## Data entries
--- BEGIN ---
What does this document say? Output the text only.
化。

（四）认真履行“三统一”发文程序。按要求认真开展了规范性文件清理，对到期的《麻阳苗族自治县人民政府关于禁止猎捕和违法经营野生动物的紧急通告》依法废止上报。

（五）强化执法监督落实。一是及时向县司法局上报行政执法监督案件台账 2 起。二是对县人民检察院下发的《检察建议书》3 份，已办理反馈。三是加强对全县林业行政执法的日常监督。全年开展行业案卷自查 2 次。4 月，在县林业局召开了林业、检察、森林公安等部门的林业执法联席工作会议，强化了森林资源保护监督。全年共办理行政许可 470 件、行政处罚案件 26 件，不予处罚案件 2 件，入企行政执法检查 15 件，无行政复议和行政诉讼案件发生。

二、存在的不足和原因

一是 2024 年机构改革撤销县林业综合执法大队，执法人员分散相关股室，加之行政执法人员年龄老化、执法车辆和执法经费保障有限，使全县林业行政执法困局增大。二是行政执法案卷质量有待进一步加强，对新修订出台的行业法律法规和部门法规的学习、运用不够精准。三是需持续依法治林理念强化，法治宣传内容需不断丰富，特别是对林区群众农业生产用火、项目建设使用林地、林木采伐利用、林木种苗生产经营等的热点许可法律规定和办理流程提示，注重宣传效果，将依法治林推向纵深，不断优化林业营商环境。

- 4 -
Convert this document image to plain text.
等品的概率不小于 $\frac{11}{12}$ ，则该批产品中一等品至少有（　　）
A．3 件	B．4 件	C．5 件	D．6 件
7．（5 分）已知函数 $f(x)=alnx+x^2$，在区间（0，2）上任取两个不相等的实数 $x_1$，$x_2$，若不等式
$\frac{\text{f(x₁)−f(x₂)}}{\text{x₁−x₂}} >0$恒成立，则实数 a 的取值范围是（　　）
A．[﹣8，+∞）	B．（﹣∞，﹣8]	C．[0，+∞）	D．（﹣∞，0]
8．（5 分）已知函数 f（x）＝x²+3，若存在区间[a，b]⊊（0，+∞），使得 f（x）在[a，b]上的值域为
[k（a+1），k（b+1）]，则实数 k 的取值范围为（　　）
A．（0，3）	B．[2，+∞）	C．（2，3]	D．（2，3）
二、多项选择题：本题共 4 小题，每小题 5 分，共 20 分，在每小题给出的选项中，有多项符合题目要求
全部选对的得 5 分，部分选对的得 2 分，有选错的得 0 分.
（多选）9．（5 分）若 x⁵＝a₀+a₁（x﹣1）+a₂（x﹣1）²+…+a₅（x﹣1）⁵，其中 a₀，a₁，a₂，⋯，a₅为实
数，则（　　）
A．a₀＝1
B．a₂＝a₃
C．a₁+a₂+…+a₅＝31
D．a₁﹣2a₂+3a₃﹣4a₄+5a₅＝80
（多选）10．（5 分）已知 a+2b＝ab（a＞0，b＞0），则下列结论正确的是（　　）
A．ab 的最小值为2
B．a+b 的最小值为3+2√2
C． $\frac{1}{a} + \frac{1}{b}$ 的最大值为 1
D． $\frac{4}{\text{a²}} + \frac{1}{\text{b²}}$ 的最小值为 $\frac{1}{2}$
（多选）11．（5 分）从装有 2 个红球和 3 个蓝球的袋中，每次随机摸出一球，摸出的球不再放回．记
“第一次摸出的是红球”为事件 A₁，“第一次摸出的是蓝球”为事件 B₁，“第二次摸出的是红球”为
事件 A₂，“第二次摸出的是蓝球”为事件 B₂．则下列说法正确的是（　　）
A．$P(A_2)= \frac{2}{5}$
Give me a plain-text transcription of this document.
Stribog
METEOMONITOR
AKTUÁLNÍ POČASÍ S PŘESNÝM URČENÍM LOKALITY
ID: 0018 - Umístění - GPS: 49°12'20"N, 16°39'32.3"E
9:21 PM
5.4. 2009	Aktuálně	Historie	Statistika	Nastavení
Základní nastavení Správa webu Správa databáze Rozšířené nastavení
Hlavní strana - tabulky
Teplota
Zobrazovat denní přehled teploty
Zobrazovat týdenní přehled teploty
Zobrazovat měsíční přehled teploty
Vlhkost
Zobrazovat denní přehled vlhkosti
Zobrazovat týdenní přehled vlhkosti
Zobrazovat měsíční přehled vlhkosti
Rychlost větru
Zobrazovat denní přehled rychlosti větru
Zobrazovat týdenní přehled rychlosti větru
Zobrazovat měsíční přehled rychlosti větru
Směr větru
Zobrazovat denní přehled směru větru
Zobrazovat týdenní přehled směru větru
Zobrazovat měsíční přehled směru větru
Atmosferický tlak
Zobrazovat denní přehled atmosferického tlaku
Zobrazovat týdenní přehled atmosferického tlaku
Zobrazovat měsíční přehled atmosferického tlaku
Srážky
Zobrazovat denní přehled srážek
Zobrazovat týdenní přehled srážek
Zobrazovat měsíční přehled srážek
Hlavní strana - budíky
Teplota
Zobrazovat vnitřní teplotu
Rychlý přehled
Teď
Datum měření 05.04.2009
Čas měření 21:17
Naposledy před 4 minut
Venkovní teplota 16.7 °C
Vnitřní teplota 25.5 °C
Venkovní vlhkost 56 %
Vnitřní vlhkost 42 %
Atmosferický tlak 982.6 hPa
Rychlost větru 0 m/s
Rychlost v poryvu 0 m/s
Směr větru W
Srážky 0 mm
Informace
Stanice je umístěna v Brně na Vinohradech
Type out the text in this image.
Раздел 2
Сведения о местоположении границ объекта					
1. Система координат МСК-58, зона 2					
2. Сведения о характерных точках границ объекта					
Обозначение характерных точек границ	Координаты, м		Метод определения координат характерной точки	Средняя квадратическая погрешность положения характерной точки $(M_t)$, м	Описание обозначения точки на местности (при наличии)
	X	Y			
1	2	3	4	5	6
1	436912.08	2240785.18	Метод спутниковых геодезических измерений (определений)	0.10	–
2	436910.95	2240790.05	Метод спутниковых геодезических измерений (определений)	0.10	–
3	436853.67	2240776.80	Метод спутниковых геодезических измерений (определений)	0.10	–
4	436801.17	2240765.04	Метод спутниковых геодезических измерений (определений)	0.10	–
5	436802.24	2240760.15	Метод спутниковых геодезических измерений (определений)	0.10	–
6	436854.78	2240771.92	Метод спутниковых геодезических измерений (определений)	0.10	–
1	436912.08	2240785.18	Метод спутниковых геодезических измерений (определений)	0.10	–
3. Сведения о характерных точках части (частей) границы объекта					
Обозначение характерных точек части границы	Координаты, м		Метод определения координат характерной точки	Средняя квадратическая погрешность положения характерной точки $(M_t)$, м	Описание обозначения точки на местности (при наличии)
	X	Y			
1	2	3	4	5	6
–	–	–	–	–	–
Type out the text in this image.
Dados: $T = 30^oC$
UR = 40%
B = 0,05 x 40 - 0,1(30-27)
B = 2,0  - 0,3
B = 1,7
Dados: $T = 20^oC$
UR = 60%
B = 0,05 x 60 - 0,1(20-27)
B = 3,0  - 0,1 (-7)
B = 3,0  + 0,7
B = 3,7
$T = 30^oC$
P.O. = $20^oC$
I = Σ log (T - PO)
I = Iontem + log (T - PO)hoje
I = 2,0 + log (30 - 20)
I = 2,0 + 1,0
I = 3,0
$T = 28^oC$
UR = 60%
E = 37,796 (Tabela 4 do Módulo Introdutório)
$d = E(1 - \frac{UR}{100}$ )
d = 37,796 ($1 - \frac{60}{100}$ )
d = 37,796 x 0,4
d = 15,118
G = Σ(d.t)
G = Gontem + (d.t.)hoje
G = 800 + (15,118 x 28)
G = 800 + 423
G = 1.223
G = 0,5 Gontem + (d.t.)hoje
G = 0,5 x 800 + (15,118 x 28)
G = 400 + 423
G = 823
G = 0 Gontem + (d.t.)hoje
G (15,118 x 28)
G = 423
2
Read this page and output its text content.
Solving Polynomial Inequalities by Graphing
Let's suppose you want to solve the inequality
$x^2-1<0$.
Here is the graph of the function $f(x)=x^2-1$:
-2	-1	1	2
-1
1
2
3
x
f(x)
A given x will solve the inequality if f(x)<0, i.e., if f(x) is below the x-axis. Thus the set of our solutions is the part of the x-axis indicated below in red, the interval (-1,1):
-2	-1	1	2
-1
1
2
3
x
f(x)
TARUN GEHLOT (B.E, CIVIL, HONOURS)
--- END ---
## Required task
State how many lines of the listing include "определения", and nothing more.

## Response below
2